STATED EXERCISE: Using the data below, gather each line that includes the word "Мужская".

MATERIAL FOR THIS TASK:

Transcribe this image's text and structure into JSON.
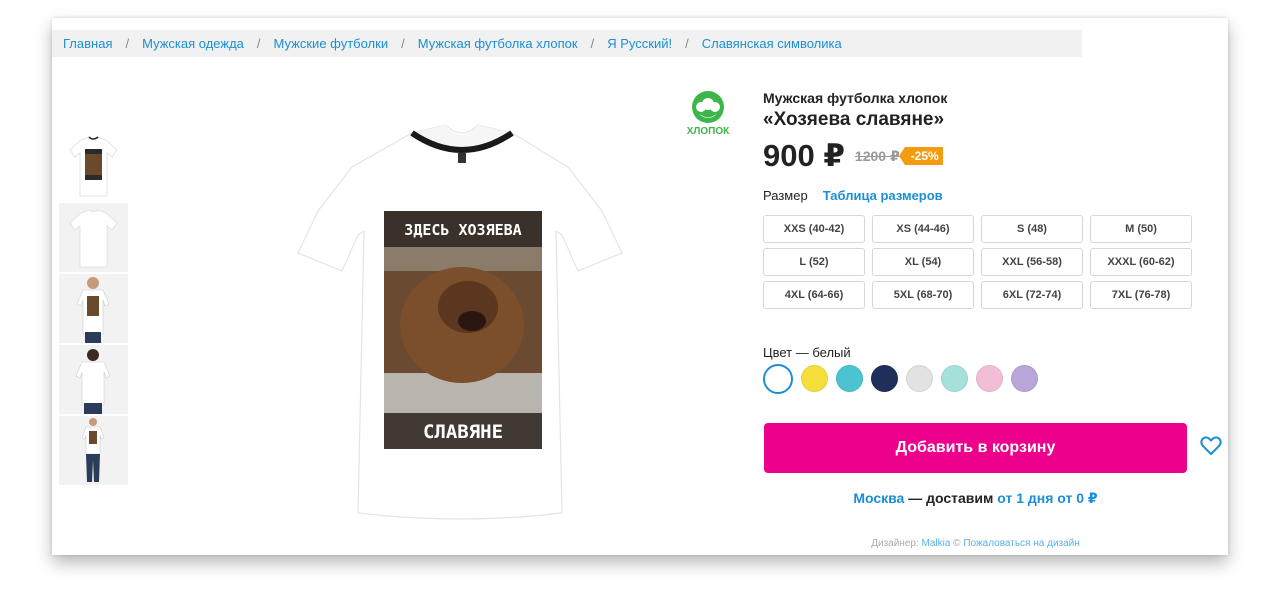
{
  "breadcrumb": [
    {
      "label": "Главная"
    },
    {
      "label": "Мужская одежда"
    },
    {
      "label": "Мужские футболки"
    },
    {
      "label": "Мужская футболка хлопок"
    },
    {
      "label": "Я Русский!"
    },
    {
      "label": "Славянская символика"
    }
  ],
  "breadcrumb_sep": "/",
  "badge": {
    "label": "ХЛОПОК",
    "icon": "cotton-icon",
    "color": "#3db54a"
  },
  "print": {
    "top_text": "ЗДЕСЬ ХОЗЯЕВА",
    "bottom_text": "СЛАВЯНЕ"
  },
  "product": {
    "type": "Мужская футболка хлопок",
    "title": "«Хозяева славяне»",
    "price": "900 ₽",
    "old_price": "1200 ₽",
    "discount": "-25%"
  },
  "size": {
    "label": "Размер",
    "chart_link": "Таблица размеров",
    "options": [
      "XXS (40-42)",
      "XS (44-46)",
      "S (48)",
      "M (50)",
      "L (52)",
      "XL (54)",
      "XXL (56-58)",
      "XXXL (60-62)",
      "4XL (64-66)",
      "5XL (68-70)",
      "6XL (72-74)",
      "7XL (76-78)"
    ]
  },
  "color": {
    "label": "Цвет — белый",
    "swatches": [
      "#ffffff",
      "#f5dd3a",
      "#4cc3d0",
      "#1f2f5a",
      "#e2e2e2",
      "#a7e1dc",
      "#f2bdd6",
      "#b8a6d9"
    ]
  },
  "cart_button": "Добавить в корзину",
  "delivery": {
    "city": "Москва",
    "middle": " — доставим ",
    "term": "от 1 дня от 0 ₽"
  },
  "designer": {
    "prefix": "Дизайнер: ",
    "name": "Malkia",
    "copy": " © ",
    "report": "Пожаловаться на дизайн"
  },
  "colors": {
    "accent": "#ec008c",
    "link": "#1a8fd6",
    "discount": "#f39c12",
    "cotton": "#3db54a"
  }
}
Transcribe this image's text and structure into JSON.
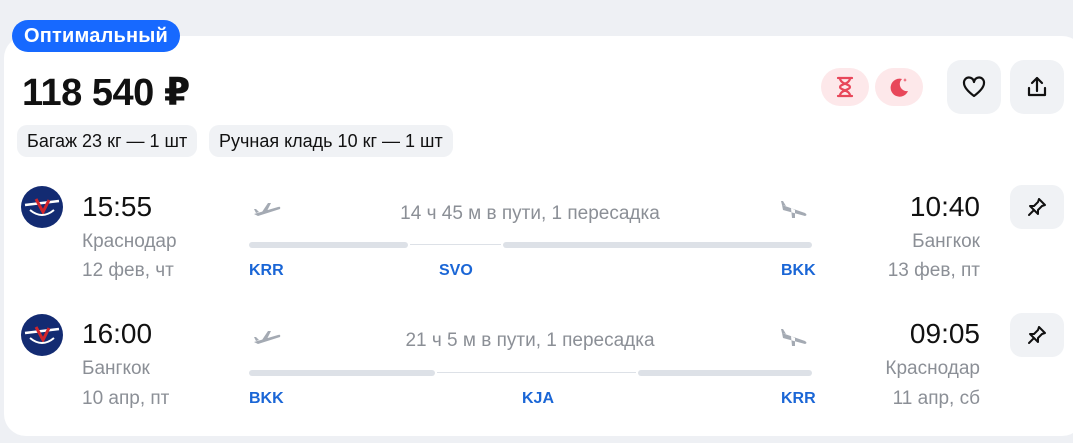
{
  "badge": "Оптимальный",
  "price": "118 540 ₽",
  "baggage": [
    "Багаж 23 кг — 1 шт",
    "Ручная кладь 10 кг — 1 шт"
  ],
  "icons": {
    "hourglass": "hourglass-icon",
    "night": "moon-icon",
    "favorite": "heart-icon",
    "share": "share-icon",
    "pin": "pin-icon",
    "airline": "airline-logo"
  },
  "colors": {
    "accent": "#1769ff",
    "airport_code": "#1a66d6",
    "warning_bg": "#fde8ea",
    "warning_icon": "#e8475a",
    "airline_logo": "#132b72"
  },
  "flights": [
    {
      "dep_time": "15:55",
      "dep_city": "Краснодар",
      "dep_date": "12 фев, чт",
      "duration": "14 ч 45 м в пути, 1 пересадка",
      "arr_time": "10:40",
      "arr_city": "Бангкок",
      "arr_date": "13 фев, пт",
      "codes": [
        "KRR",
        "SVO",
        "BKK"
      ]
    },
    {
      "dep_time": "16:00",
      "dep_city": "Бангкок",
      "dep_date": "10 апр, пт",
      "duration": "21 ч 5 м в пути, 1 пересадка",
      "arr_time": "09:05",
      "arr_city": "Краснодар",
      "arr_date": "11 апр, сб",
      "codes": [
        "BKK",
        "KJA",
        "KRR"
      ]
    }
  ]
}
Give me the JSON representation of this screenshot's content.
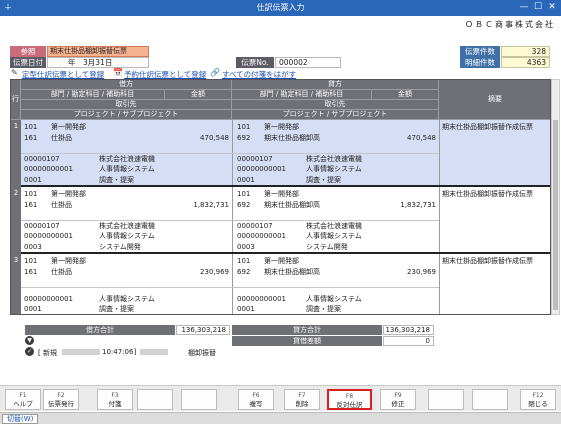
{
  "window": {
    "title": "仕訳伝票入力",
    "app_icon": "＋"
  },
  "company": "ＯＢＣ商事株式会社",
  "header": {
    "sanshou_label": "参照",
    "template_name": "期末仕掛品棚卸振替伝票",
    "date_label": "伝票日付",
    "date_value": "年　3月31日",
    "voucher_no_label": "伝票No.",
    "voucher_no_value": "000002",
    "count_label": "伝票件数",
    "count_value": "328",
    "detail_count_label": "明細件数",
    "detail_count_value": "4363"
  },
  "links": {
    "register_fixed": "定型仕訳伝票として登録",
    "register_scheduled": "予約仕訳伝票として登録",
    "attachments": "すべての付箋をはがす"
  },
  "grid": {
    "row_label": "行",
    "debit_label": "借方",
    "credit_label": "貸方",
    "subject_header": "部門 / 勘定科目 / 補助科目",
    "amount_header": "金額",
    "partner_header": "取引先",
    "project_header": "プロジェクト / サブプロジェクト",
    "remarks_header": "摘要",
    "rows": [
      {
        "no": "1",
        "d_code1": "101",
        "d_name1": "第一開発部",
        "d_code2": "161",
        "d_name2": "仕掛品",
        "d_amount": "470,548",
        "d_p1": "00000107",
        "d_p2": "00000000001",
        "d_p3": "0001",
        "d_pn1": "株式会社浪速電機",
        "d_pn2": "人事情報システム",
        "d_pn3": "調査・提案",
        "c_code1": "101",
        "c_name1": "第一開発部",
        "c_code2": "692",
        "c_name2": "期末仕掛品棚卸高",
        "c_amount": "470,548",
        "c_p1": "00000107",
        "c_p2": "00000000001",
        "c_p3": "0001",
        "c_pn1": "株式会社浪速電機",
        "c_pn2": "人事情報システム",
        "c_pn3": "調査・提案",
        "remarks": "期末仕掛品棚卸振替作成伝票"
      },
      {
        "no": "2",
        "d_code1": "101",
        "d_name1": "第一開発部",
        "d_code2": "161",
        "d_name2": "仕掛品",
        "d_amount": "1,832,731",
        "d_p1": "00000107",
        "d_p2": "00000000001",
        "d_p3": "0003",
        "d_pn1": "株式会社浪速電機",
        "d_pn2": "人事情報システム",
        "d_pn3": "システム開発",
        "c_code1": "101",
        "c_name1": "第一開発部",
        "c_code2": "692",
        "c_name2": "期末仕掛品棚卸高",
        "c_amount": "1,832,731",
        "c_p1": "00000107",
        "c_p2": "00000000001",
        "c_p3": "0003",
        "c_pn1": "株式会社浪速電機",
        "c_pn2": "人事情報システム",
        "c_pn3": "システム開発",
        "remarks": "期末仕掛品棚卸振替作成伝票"
      },
      {
        "no": "3",
        "d_code1": "101",
        "d_name1": "第一開発部",
        "d_code2": "161",
        "d_name2": "仕掛品",
        "d_amount": "230,969",
        "d_p1": "",
        "d_p2": "00000000001",
        "d_p3": "0001",
        "d_pn1": "",
        "d_pn2": "人事情報システム",
        "d_pn3": "調査・提案",
        "c_code1": "101",
        "c_name1": "第一開発部",
        "c_code2": "692",
        "c_name2": "期末仕掛品棚卸高",
        "c_amount": "230,969",
        "c_p1": "",
        "c_p2": "00000000001",
        "c_p3": "0001",
        "c_pn1": "",
        "c_pn2": "人事情報システム",
        "c_pn3": "調査・提案",
        "remarks": "期末仕掛品棚卸振替作成伝票"
      }
    ]
  },
  "totals": {
    "debit_total_label": "借方合計",
    "debit_total_value": "136,303,218",
    "credit_total_label": "貸方合計",
    "credit_total_value": "136,303,218",
    "diff_label": "貸借差額",
    "diff_value": "0"
  },
  "info_line": {
    "mode": "[ 新規",
    "time": "10:47:06]",
    "category": "棚卸振替"
  },
  "fkeys": [
    {
      "key": "F1",
      "label": "ヘルプ"
    },
    {
      "key": "F2",
      "label": "伝票発行"
    },
    {
      "key": "F3",
      "label": "付箋"
    },
    {
      "key": "",
      "label": ""
    },
    {
      "key": "",
      "label": ""
    },
    {
      "key": "F6",
      "label": "複写"
    },
    {
      "key": "F7",
      "label": "削除"
    },
    {
      "key": "F8",
      "label": "反対仕訳"
    },
    {
      "key": "F9",
      "label": "修正"
    },
    {
      "key": "",
      "label": ""
    },
    {
      "key": "",
      "label": ""
    },
    {
      "key": "F12",
      "label": "閉じる"
    }
  ],
  "status": {
    "switch_tab": "切替(W)"
  },
  "colors": {
    "titlebar": "#2a67b8",
    "selected_row": "#d6def5",
    "header_gray": "#6f6f76",
    "highlight": "#d92020"
  }
}
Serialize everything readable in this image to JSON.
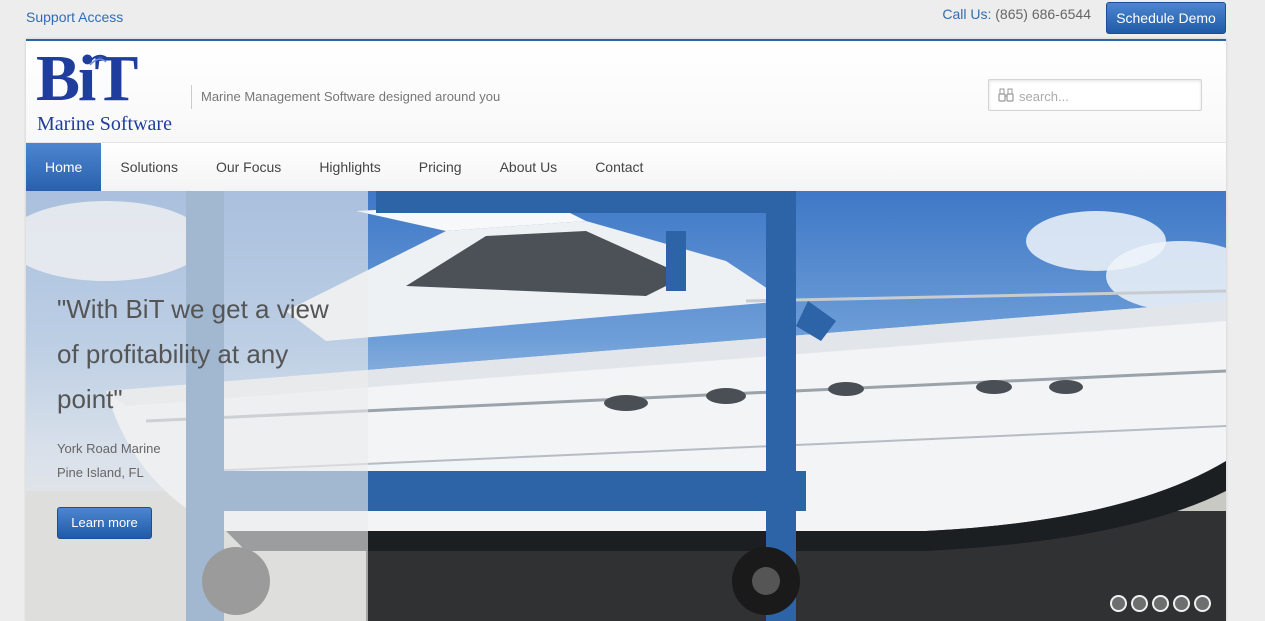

RESPONSE TO THE TASK:
      "label": "Мужская одежда"
      "label": "Мужская футболка хлопок"
    "type": "Мужская футболка хлопок",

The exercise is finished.